Records for the exercise ->

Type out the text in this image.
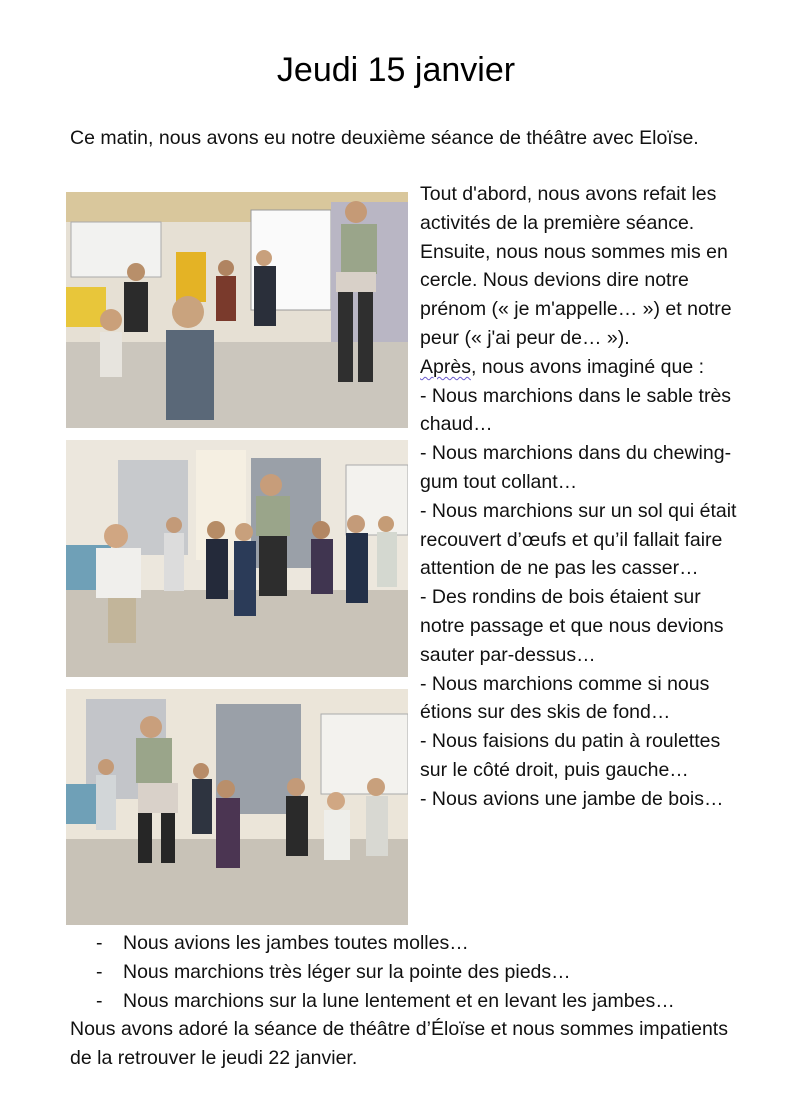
Jeudi 15 janvier
Ce matin, nous avons eu notre deuxième séance de théâtre avec Eloïse.

Tout d'abord, nous avons refait les activités de la première séance.

Ensuite, nous nous sommes mis en cercle. Nous devions dire notre prénom (« je m'appelle… ») et notre peur (« j'ai peur de… »).

Après, nous avons imaginé que :

- Nous marchions dans le sable très chaud…

- Nous marchions dans du chewing-gum tout collant…

- Nous marchions sur un sol qui était recouvert d’œufs et qu’il fallait faire attention de ne pas les casser…

- Des rondins de bois étaient sur notre passage et que nous devions sauter par-dessus…

- Nous marchions comme si nous étions sur des skis de fond…

- Nous faisions du patin à roulettes sur le côté droit, puis gauche…

- Nous avions une jambe de bois…

- Nous avions les jambes toutes molles…
- Nous marchions très léger sur la pointe des pieds…
- Nous marchions sur la lune lentement et en levant les jambes…
Nous avons adoré la séance de théâtre d’Éloïse et nous sommes impatients de la retrouver le jeudi 22 janvier.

Your objective -> Copy the listing exactly. Any image in it stays out of the copy.

Result of this task ->
Type out the text in this image.
Jeudi 15 janvier
Ce matin, nous avons eu notre deuxième séance de théâtre avec Eloïse.

Tout d'abord, nous avons refait les activités de la première séance.

Ensuite, nous nous sommes mis en cercle. Nous devions dire notre prénom (« je m'appelle… ») et notre peur (« j'ai peur de… »).

Après, nous avons imaginé que :

- Nous marchions dans le sable très chaud…

- Nous marchions dans du chewing-gum tout collant…

- Nous marchions sur un sol qui était recouvert d’œufs et qu’il fallait faire attention de ne pas les casser…

- Des rondins de bois étaient sur notre passage et que nous devions sauter par-dessus…

- Nous marchions comme si nous étions sur des skis de fond…

- Nous faisions du patin à roulettes sur le côté droit, puis gauche…

- Nous avions une jambe de bois…

- Nous avions les jambes toutes molles…
- Nous marchions très léger sur la pointe des pieds…
- Nous marchions sur la lune lentement et en levant les jambes…
Nous avons adoré la séance de théâtre d’Éloïse et nous sommes impatients de la retrouver le jeudi 22 janvier.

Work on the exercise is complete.